# [Instructions to follow]
Copy every line of the data that includes the string "number".

# [Entries]
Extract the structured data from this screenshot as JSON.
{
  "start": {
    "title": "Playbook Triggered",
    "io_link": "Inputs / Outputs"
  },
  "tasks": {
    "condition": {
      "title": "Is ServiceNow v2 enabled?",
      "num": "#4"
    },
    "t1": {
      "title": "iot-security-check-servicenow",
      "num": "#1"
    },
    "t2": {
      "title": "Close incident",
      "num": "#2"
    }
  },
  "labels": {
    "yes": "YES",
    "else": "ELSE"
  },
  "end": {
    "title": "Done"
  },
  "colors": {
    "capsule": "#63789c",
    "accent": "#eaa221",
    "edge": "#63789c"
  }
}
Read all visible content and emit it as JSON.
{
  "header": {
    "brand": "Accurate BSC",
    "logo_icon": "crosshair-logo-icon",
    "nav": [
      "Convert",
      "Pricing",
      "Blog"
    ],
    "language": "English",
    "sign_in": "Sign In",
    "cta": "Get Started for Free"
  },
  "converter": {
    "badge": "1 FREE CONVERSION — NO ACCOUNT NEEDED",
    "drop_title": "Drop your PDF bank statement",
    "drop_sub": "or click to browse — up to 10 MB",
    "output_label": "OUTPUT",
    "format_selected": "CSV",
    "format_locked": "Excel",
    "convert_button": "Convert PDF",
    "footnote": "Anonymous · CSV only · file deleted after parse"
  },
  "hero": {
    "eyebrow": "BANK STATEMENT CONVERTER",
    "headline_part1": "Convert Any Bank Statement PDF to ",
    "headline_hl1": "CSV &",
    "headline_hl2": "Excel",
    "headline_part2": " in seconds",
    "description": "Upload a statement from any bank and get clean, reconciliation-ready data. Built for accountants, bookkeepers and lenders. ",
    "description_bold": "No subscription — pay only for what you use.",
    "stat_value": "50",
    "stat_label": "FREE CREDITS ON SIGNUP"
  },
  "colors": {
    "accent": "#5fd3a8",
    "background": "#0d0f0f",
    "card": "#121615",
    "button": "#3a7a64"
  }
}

--

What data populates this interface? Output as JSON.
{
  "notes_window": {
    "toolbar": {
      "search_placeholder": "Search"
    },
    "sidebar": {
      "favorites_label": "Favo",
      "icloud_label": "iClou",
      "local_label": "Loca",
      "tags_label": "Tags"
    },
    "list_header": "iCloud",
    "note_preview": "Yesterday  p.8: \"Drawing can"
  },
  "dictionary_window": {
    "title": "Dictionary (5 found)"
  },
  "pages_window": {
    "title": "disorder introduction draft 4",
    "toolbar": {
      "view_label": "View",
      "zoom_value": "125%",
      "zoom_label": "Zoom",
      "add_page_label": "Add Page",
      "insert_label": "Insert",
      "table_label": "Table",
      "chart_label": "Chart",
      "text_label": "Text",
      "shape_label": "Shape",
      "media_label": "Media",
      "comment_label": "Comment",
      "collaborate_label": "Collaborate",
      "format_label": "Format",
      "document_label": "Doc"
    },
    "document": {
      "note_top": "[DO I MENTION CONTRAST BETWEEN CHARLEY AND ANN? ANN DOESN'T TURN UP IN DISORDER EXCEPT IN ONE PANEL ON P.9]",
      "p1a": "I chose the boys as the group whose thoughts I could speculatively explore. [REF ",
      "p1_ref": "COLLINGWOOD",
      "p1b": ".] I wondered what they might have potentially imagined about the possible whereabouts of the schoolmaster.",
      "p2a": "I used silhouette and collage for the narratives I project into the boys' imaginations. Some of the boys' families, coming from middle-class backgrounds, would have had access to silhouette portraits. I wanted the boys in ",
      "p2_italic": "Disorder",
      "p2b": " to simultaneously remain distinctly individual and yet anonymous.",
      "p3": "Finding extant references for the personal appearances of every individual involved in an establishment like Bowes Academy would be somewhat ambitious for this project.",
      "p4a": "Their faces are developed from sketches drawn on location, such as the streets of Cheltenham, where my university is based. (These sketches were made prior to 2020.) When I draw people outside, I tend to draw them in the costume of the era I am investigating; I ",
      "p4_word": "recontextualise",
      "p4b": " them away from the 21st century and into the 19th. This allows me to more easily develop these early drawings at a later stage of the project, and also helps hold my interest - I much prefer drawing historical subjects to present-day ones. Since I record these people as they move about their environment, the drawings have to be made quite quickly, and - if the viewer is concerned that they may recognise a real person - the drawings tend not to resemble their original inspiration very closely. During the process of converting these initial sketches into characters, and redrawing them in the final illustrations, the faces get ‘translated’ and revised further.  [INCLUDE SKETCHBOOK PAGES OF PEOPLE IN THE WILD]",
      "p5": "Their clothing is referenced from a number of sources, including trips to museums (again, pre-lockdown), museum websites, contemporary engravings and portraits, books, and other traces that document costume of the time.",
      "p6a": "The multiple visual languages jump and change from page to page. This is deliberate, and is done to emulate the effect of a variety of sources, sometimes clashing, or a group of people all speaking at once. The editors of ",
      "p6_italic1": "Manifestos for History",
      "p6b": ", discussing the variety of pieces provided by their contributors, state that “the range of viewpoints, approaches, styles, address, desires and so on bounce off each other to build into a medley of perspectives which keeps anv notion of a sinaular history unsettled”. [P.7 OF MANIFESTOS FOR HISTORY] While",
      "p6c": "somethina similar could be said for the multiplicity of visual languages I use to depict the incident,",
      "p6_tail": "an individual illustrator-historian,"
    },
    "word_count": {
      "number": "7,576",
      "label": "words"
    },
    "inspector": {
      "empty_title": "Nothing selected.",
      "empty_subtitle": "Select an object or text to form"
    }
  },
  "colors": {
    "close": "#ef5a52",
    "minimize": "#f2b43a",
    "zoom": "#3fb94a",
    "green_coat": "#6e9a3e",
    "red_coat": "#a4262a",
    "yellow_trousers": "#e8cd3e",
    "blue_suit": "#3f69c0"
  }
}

# [Output below]
      "p5": "Their clothing is referenced from a number of sources, including trips to museums (again, pre-lockdown), museum websites, contemporary engravings and portraits, books, and other traces that document costume of the time.",
      "number": "7,576",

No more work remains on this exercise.